Stored data:
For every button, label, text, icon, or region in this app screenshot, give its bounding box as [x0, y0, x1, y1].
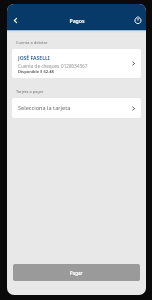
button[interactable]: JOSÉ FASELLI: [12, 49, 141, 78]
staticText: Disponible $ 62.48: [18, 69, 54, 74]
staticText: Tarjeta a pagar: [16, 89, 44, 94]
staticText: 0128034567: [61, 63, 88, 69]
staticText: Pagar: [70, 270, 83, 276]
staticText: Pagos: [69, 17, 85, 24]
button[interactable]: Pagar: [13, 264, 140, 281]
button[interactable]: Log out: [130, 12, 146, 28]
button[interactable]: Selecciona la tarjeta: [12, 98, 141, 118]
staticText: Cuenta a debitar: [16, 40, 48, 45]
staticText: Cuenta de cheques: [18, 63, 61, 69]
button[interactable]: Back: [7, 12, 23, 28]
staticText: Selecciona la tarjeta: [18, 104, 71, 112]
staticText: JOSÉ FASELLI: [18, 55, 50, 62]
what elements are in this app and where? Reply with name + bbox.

**Exercise prompt**
Can you rewrite the data above with "enclosing rectangle" in place of "bounding box" and everything else unchanged, leaving the pictures out?

**Answer for the task**
For every button, label, text, icon, or region in this app screenshot, give its enclosing rectangle as [x0, y0, x1, y1].
button[interactable]: JOSÉ FASELLI: [12, 49, 141, 78]
staticText: Disponible $ 62.48: [18, 69, 54, 74]
staticText: Tarjeta a pagar: [16, 89, 44, 94]
staticText: 0128034567: [61, 63, 88, 69]
staticText: Pagar: [70, 270, 83, 276]
staticText: Pagos: [69, 17, 85, 24]
button[interactable]: Pagar: [13, 264, 140, 281]
button[interactable]: Log out: [130, 12, 146, 28]
button[interactable]: Selecciona la tarjeta: [12, 98, 141, 118]
staticText: Cuenta a debitar: [16, 40, 48, 45]
staticText: Cuenta de cheques: [18, 63, 61, 69]
button[interactable]: Back: [7, 12, 23, 28]
staticText: Selecciona la tarjeta: [18, 104, 71, 112]
staticText: JOSÉ FASELLI: [18, 55, 50, 62]
what elements are in this app and where? Reply with name + bbox.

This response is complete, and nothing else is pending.